▶ **Wybrany tekst**
________________________________________
Noce

Z BystrzeWiki
Skocz do: nawigacji, wyszukiwania
Noce to jedna z bardziej znanych rzek we Włoszech, klasyk regionu Trentino. Powstaje z połączenia Noce Bianco oraz Vermigliany. Noce jest rzeką lodowcową, można ją pływać już w maju (jeśli maj jest ciepły to trafimy na HW, w lipcu raczej HW, sierpień i początek września MW i LW). Można pływać także dopływ Noce: Rabbies, ale ponoć rzadko jest tam woda. Jeśli jedzie się ze słabszą ekipą, to można pojechać w okresie późnego sierpnia i wczesnego września (raczej pewne LW i możliwe MW). Jeśli ma się lepszą ekipę: wtedy maj, czerwiec, lipiec - duża szansa na wodę na Vermiglianie i Noce Bianco. Noce Bianco i Vermigliana są dosyć wrażliwe na opady. Wodę można tam trafić nawet po jednodniowym deszczu we wrześniu.
Rzeki w okolicy


Spis treści

Odcinki rzeki

Górne Noce


Na początku tor slalomowy. Tor dosyć fajny, zakończony 2-3 metrowym slajdo-dropem (kiedyś był tam drop, za którym tworzył się nieprzyjemny odwój o głębokiej cyrkulacji, obecnie (2013) raczej slajd z odwojem po prawej, płynięcie raczej z lewej). Przy peglu 0.9 m (HW) tor jest dosyć szybki, cofki są mocne a większość kamieni jest przylanych. Przy 0.4 (LW) odcinek toru jest o wiele łatwiejszy, cofki są wyraźne i nie ciągną tak mocno.

Tuż za torem (za slajdo-dropem, pod mostem, znajduje się duża cofka na lewym brzegu) zaczyna się katarakta z dużymi falami, charakterystyczny zakręt rzeki w prawo, potem w lewo. Przy peglu 0.9 m ciągłe WW 4, szybko, wielkie fale, kilka stoperów. Po kabinie bardzo trudno się wyłowić. Przy peglu 0.4 m rzeka wytraca swoją moc i ten odcinek jest o wiele łatwiejszy, pokazuje się więcej kamieni, w zasadzie znikają stopery, WW 3.

Przewodniki zalecają koniec tego odcinka dopiero w Di Maro. My kończyliśmy w miejscowości Commezzadura - w bazie raftowej na lewym brzegu. Odcinek Commezzadura - Di Maro to WW 2 płynące w mieście z jedną małą kataraktą WW 4 (przy wyższych stanach wody). Katarakta ta opisywana jest jako jedna z najtrudniejszych na Noce (ale szczerze mówiąc, nie bardzo wiadomo na czym miałaby ta trudność polegać - inna sprawa, że płynąłem to tylko przy LW). Można ją obejrzeć jadąc samochodem drogą SS42 (wyjazd z miejscowości Di Maro w kierunku góry rzeki). Możliwe, że ma wysokim stanie katarakta faktycznie jest trudna, na LW - nic się nie dzieje.
________________________________________
▶ **Treść zadania**
Z połączenia jakich dwóch rzek powstaje Noce według opisu tej rzeki? Dane nie są potrzebne do wykonania tego zadania.

▶ **Dane**
________________________________________
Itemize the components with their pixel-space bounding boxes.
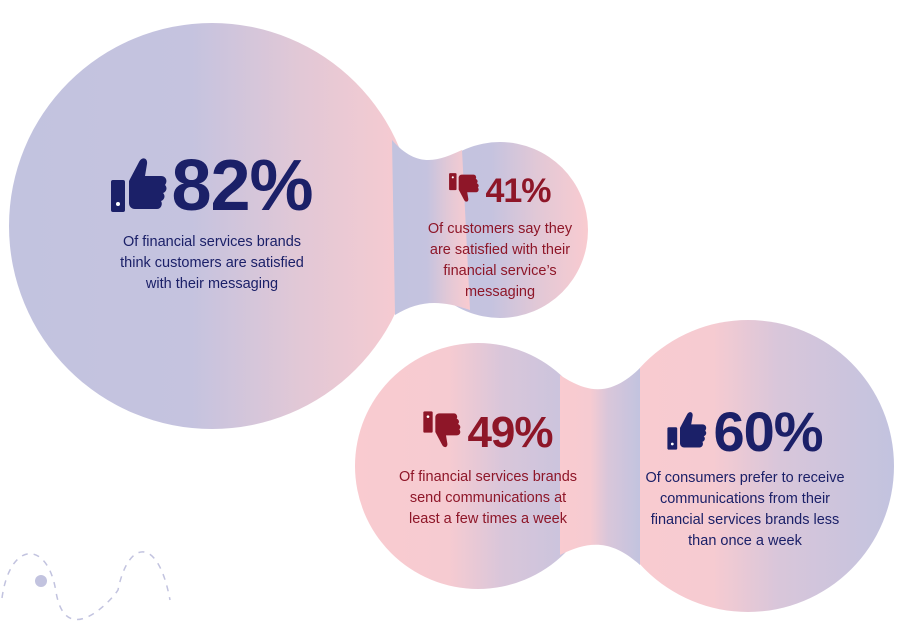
________________________________________
▶ **Gotowe rozwiązanie**
Noce powstaje z połączenia Noce Bianco oraz Vermigliany.